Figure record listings
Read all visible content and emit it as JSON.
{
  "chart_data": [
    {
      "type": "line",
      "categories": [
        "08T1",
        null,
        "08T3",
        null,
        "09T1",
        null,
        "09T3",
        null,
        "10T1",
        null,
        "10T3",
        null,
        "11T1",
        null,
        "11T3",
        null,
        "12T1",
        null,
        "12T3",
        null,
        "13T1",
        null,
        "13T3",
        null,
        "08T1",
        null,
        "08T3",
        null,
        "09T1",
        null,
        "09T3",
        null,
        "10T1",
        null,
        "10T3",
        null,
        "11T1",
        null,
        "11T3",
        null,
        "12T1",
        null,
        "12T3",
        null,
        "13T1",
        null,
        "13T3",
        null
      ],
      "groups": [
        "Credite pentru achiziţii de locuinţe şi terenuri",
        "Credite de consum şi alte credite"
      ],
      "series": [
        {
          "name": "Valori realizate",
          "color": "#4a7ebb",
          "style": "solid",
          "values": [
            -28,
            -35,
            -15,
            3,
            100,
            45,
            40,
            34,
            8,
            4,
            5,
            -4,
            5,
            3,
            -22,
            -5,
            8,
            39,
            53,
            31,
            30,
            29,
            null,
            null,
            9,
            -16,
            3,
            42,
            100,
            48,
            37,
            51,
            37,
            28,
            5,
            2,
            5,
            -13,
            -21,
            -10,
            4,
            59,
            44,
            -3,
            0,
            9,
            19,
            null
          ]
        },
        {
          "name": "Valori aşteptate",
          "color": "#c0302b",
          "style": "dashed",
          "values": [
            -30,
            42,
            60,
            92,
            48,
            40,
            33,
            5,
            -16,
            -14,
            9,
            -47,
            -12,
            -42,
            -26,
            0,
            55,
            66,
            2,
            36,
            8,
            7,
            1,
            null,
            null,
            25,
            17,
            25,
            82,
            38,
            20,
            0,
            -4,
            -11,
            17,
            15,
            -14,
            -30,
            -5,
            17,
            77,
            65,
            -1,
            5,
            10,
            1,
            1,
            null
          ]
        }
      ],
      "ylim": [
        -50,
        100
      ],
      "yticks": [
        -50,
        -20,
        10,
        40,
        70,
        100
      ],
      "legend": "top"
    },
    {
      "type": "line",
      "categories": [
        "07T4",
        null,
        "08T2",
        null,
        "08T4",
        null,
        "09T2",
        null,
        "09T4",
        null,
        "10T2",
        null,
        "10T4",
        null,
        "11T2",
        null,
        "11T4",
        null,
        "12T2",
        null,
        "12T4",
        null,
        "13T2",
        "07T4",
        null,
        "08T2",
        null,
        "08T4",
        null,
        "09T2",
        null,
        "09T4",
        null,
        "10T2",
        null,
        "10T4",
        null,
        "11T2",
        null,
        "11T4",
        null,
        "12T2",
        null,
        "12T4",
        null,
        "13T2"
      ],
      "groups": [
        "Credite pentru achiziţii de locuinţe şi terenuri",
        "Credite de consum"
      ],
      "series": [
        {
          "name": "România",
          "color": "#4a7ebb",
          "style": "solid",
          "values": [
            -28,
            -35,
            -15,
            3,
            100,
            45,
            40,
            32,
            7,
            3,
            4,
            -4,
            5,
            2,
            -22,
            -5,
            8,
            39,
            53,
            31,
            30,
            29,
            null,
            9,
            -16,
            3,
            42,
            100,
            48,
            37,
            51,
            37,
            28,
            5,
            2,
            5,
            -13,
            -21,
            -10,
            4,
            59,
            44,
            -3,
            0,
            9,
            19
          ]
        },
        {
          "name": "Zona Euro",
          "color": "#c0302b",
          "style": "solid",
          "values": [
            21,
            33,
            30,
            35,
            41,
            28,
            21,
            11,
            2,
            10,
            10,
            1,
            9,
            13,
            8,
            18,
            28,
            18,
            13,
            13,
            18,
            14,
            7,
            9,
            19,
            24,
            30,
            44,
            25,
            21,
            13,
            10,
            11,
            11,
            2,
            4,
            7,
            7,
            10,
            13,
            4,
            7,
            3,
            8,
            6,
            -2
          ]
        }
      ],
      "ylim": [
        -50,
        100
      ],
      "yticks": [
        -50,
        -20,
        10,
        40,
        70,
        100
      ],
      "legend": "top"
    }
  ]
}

REQUIRED TASK:
Exactly as shown, repeat every record.

SOLVED EXERCISE:
Read all visible content and emit it as JSON.
{
  "chart_data": [
    {
      "type": "line",
      "categories": [
        "08T1",
        null,
        "08T3",
        null,
        "09T1",
        null,
        "09T3",
        null,
        "10T1",
        null,
        "10T3",
        null,
        "11T1",
        null,
        "11T3",
        null,
        "12T1",
        null,
        "12T3",
        null,
        "13T1",
        null,
        "13T3",
        null,
        "08T1",
        null,
        "08T3",
        null,
        "09T1",
        null,
        "09T3",
        null,
        "10T1",
        null,
        "10T3",
        null,
        "11T1",
        null,
        "11T3",
        null,
        "12T1",
        null,
        "12T3",
        null,
        "13T1",
        null,
        "13T3",
        null
      ],
      "groups": [
        "Credite pentru achiziţii de locuinţe şi terenuri",
        "Credite de consum şi alte credite"
      ],
      "series": [
        {
          "name": "Valori realizate",
          "color": "#4a7ebb",
          "style": "solid",
          "values": [
            -28,
            -35,
            -15,
            3,
            100,
            45,
            40,
            34,
            8,
            4,
            5,
            -4,
            5,
            3,
            -22,
            -5,
            8,
            39,
            53,
            31,
            30,
            29,
            null,
            null,
            9,
            -16,
            3,
            42,
            100,
            48,
            37,
            51,
            37,
            28,
            5,
            2,
            5,
            -13,
            -21,
            -10,
            4,
            59,
            44,
            -3,
            0,
            9,
            19,
            null
          ]
        },
        {
          "name": "Valori aşteptate",
          "color": "#c0302b",
          "style": "dashed",
          "values": [
            -30,
            42,
            60,
            92,
            48,
            40,
            33,
            5,
            -16,
            -14,
            9,
            -47,
            -12,
            -42,
            -26,
            0,
            55,
            66,
            2,
            36,
            8,
            7,
            1,
            null,
            null,
            25,
            17,
            25,
            82,
            38,
            20,
            0,
            -4,
            -11,
            17,
            15,
            -14,
            -30,
            -5,
            17,
            77,
            65,
            -1,
            5,
            10,
            1,
            1,
            null
          ]
        }
      ],
      "ylim": [
        -50,
        100
      ],
      "yticks": [
        -50,
        -20,
        10,
        40,
        70,
        100
      ],
      "legend": "top"
    },
    {
      "type": "line",
      "categories": [
        "07T4",
        null,
        "08T2",
        null,
        "08T4",
        null,
        "09T2",
        null,
        "09T4",
        null,
        "10T2",
        null,
        "10T4",
        null,
        "11T2",
        null,
        "11T4",
        null,
        "12T2",
        null,
        "12T4",
        null,
        "13T2",
        "07T4",
        null,
        "08T2",
        null,
        "08T4",
        null,
        "09T2",
        null,
        "09T4",
        null,
        "10T2",
        null,
        "10T4",
        null,
        "11T2",
        null,
        "11T4",
        null,
        "12T2",
        null,
        "12T4",
        null,
        "13T2"
      ],
      "groups": [
        "Credite pentru achiziţii de locuinţe şi terenuri",
        "Credite de consum"
      ],
      "series": [
        {
          "name": "România",
          "color": "#4a7ebb",
          "style": "solid",
          "values": [
            -28,
            -35,
            -15,
            3,
            100,
            45,
            40,
            32,
            7,
            3,
            4,
            -4,
            5,
            2,
            -22,
            -5,
            8,
            39,
            53,
            31,
            30,
            29,
            null,
            9,
            -16,
            3,
            42,
            100,
            48,
            37,
            51,
            37,
            28,
            5,
            2,
            5,
            -13,
            -21,
            -10,
            4,
            59,
            44,
            -3,
            0,
            9,
            19
          ]
        },
        {
          "name": "Zona Euro",
          "color": "#c0302b",
          "style": "solid",
          "values": [
            21,
            33,
            30,
            35,
            41,
            28,
            21,
            11,
            2,
            10,
            10,
            1,
            9,
            13,
            8,
            18,
            28,
            18,
            13,
            13,
            18,
            14,
            7,
            9,
            19,
            24,
            30,
            44,
            25,
            21,
            13,
            10,
            11,
            11,
            2,
            4,
            7,
            7,
            10,
            13,
            4,
            7,
            3,
            8,
            6,
            -2
          ]
        }
      ],
      "ylim": [
        -50,
        100
      ],
      "yticks": [
        -50,
        -20,
        10,
        40,
        70,
        100
      ],
      "legend": "top"
    }
  ]
}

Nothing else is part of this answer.